## MATERIALS PROVIDED:
»»
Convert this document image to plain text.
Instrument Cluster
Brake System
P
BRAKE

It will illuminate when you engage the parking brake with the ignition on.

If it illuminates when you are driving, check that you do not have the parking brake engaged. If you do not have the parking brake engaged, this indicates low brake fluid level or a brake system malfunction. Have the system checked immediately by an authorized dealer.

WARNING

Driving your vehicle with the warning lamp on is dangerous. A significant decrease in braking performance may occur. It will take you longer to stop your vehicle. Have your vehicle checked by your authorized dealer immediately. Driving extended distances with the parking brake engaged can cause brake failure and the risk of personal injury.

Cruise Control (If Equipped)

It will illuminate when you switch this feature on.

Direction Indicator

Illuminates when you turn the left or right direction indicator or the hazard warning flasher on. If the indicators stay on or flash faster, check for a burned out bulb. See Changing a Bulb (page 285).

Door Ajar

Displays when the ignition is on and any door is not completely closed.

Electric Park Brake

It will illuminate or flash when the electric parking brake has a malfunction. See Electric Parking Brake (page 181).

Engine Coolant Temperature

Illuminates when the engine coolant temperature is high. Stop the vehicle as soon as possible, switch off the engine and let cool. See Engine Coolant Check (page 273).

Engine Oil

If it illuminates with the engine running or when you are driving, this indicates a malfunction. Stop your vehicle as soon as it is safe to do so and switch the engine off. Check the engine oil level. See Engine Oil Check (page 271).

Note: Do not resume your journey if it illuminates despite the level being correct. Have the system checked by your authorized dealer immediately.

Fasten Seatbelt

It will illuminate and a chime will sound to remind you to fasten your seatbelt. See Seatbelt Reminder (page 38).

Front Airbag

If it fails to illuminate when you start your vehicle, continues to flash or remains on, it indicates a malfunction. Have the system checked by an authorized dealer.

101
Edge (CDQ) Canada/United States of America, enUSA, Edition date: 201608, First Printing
««
## TASK TO CARRY OUT:
The records above should all be quoted exactly, please.

## EXERCISE SOLUTION:
Convert this document image to plain text.
Instrument Cluster
Brake System
P
BRAKE

It will illuminate when you engage the parking brake with the ignition on.

If it illuminates when you are driving, check that you do not have the parking brake engaged. If you do not have the parking brake engaged, this indicates low brake fluid level or a brake system malfunction. Have the system checked immediately by an authorized dealer.

WARNING

Driving your vehicle with the warning lamp on is dangerous. A significant decrease in braking performance may occur. It will take you longer to stop your vehicle. Have your vehicle checked by your authorized dealer immediately. Driving extended distances with the parking brake engaged can cause brake failure and the risk of personal injury.

Cruise Control (If Equipped)

It will illuminate when you switch this feature on.

Direction Indicator

Illuminates when you turn the left or right direction indicator or the hazard warning flasher on. If the indicators stay on or flash faster, check for a burned out bulb. See Changing a Bulb (page 285).

Door Ajar

Displays when the ignition is on and any door is not completely closed.

Electric Park Brake

It will illuminate or flash when the electric parking brake has a malfunction. See Electric Parking Brake (page 181).

Engine Coolant Temperature

Illuminates when the engine coolant temperature is high. Stop the vehicle as soon as possible, switch off the engine and let cool. See Engine Coolant Check (page 273).

Engine Oil

If it illuminates with the engine running or when you are driving, this indicates a malfunction. Stop your vehicle as soon as it is safe to do so and switch the engine off. Check the engine oil level. See Engine Oil Check (page 271).

Note: Do not resume your journey if it illuminates despite the level being correct. Have the system checked by your authorized dealer immediately.

Fasten Seatbelt

It will illuminate and a chime will sound to remind you to fasten your seatbelt. See Seatbelt Reminder (page 38).

Front Airbag

If it fails to illuminate when you start your vehicle, continues to flash or remains on, it indicates a malfunction. Have the system checked by an authorized dealer.

101
Edge (CDQ) Canada/United States of America, enUSA, Edition date: 201608, First Printing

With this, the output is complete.